**Objective:**
Copy out every line exactly as given.

**Dataset extract:**

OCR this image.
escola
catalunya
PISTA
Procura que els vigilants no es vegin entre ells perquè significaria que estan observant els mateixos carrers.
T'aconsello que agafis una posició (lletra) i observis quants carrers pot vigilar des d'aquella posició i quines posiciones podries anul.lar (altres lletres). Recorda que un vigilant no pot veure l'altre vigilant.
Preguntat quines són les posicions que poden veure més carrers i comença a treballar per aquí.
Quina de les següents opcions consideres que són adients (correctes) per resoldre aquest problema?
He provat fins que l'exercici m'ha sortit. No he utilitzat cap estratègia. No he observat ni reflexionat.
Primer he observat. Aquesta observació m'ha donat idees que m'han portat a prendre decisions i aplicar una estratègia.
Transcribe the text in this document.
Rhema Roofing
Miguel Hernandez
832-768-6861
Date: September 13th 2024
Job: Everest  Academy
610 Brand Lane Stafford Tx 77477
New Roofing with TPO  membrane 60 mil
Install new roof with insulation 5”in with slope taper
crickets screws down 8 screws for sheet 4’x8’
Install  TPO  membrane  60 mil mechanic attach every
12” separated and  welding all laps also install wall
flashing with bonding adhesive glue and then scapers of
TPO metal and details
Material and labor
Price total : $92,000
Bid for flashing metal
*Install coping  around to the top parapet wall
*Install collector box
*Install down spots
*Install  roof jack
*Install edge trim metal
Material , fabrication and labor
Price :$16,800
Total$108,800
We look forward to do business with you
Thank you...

**Written answer:**
OCR this image.
escola
catalunya
PISTA
Procura que els vigilants no es vegin entre ells perquè significaria que estan observant els mateixos carrers.
T'aconsello que agafis una posició (lletra) i observis quants carrers pot vigilar des d'aquella posició i quines posiciones podries anul.lar (altres lletres). Recorda que un vigilant no pot veure l'altre vigilant.
Preguntat quines són les posicions que poden veure més carrers i comença a treballar per aquí.
Quina de les següents opcions consideres que són adients (correctes) per resoldre aquest problema?
He provat fins que l'exercici m'ha sortit. No he utilitzat cap estratègia. No he observat ni reflexionat.
Primer he observat. Aquesta observació m'ha donat idees que m'han portat a prendre decisions i aplicar una estratègia.
Transcribe the text in this document.
Rhema Roofing
Miguel Hernandez
832-768-6861
Date: September 13th 2024
Job: Everest  Academy
610 Brand Lane Stafford Tx 77477
New Roofing with TPO  membrane 60 mil
Install new roof with insulation 5”in with slope taper
crickets screws down 8 screws for sheet 4’x8’
Install  TPO  membrane  60 mil mechanic attach every
12” separated and  welding all laps also install wall
flashing with bonding adhesive glue and then scapers of
TPO metal and details
Material and labor
Price total : $92,000
Bid for flashing metal
*Install coping  around to the top parapet wall
*Install collector box
*Install down spots
*Install  roof jack
*Install edge trim metal
Material , fabrication and labor
Price :$16,800
Total$108,800
We look forward to do business with you
Thank you...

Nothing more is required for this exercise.